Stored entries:
#####

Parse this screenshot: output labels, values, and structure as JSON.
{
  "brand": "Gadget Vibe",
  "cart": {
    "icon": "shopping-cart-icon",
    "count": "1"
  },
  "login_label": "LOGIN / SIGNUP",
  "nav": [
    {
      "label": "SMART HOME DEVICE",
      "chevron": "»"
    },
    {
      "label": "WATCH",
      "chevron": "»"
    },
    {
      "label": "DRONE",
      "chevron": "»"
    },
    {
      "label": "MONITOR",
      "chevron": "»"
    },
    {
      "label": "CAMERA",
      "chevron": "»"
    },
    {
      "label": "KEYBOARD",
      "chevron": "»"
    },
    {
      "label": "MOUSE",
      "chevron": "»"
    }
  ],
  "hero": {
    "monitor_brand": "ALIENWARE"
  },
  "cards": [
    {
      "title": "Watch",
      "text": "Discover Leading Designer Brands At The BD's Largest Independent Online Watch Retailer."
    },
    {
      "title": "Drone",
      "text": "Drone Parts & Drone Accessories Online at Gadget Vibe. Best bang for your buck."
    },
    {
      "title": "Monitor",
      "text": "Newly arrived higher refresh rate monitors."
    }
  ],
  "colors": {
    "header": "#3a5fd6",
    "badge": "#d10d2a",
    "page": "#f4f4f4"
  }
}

#####

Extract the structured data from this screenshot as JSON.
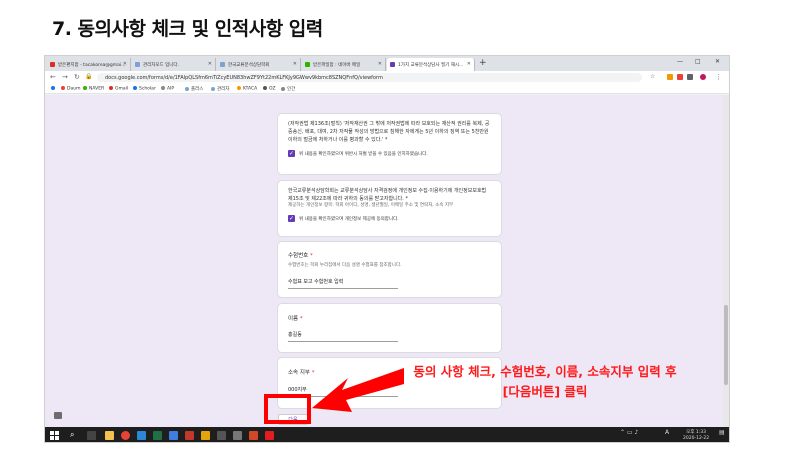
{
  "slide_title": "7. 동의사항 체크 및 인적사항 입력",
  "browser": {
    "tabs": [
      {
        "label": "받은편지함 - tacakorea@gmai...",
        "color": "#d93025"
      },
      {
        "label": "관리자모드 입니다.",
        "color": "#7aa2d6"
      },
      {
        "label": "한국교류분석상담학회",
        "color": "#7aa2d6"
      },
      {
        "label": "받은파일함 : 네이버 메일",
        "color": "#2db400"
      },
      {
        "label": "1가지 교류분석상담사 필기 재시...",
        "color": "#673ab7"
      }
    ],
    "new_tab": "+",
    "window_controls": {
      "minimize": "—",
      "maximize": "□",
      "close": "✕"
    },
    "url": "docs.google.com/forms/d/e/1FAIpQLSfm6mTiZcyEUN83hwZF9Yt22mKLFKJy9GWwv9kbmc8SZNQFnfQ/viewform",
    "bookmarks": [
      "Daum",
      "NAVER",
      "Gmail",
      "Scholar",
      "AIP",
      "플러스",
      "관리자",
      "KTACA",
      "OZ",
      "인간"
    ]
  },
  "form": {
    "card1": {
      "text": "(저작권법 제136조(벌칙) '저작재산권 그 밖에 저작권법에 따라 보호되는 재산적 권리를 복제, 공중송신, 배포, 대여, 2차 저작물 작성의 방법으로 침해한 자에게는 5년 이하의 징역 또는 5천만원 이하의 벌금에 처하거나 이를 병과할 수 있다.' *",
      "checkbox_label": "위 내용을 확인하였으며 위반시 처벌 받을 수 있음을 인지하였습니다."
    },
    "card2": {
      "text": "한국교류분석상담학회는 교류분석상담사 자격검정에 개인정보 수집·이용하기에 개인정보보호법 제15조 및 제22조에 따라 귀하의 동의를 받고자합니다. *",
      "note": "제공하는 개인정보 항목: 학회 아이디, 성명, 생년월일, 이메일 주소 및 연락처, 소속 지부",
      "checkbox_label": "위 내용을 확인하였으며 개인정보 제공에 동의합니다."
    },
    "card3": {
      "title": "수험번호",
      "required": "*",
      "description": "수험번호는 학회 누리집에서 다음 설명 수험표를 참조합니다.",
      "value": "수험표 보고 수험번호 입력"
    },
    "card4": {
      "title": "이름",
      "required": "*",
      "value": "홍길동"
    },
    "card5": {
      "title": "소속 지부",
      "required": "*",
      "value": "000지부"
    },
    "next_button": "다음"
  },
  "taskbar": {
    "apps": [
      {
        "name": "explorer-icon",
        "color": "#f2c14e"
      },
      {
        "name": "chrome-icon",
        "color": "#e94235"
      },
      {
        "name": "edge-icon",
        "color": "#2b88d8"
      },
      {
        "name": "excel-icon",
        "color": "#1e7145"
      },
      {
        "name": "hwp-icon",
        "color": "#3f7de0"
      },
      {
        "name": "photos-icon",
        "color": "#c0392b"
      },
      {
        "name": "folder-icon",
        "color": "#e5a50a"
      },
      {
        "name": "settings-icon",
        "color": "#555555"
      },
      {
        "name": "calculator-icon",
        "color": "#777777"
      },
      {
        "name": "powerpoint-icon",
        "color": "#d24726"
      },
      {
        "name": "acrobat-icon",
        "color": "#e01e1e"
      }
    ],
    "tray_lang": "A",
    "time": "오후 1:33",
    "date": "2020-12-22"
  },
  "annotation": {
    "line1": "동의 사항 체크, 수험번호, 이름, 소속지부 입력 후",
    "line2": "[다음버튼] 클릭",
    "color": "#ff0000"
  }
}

#####

EXERCISE BRIEF: Take every line from the data above that holds "Gadget" and copy it out.

PROBLEM SOLUTION:
  "brand": "Gadget Vibe",
      "text": "Drone Parts & Drone Accessories Online at Gadget Vibe. Best bang for your buck."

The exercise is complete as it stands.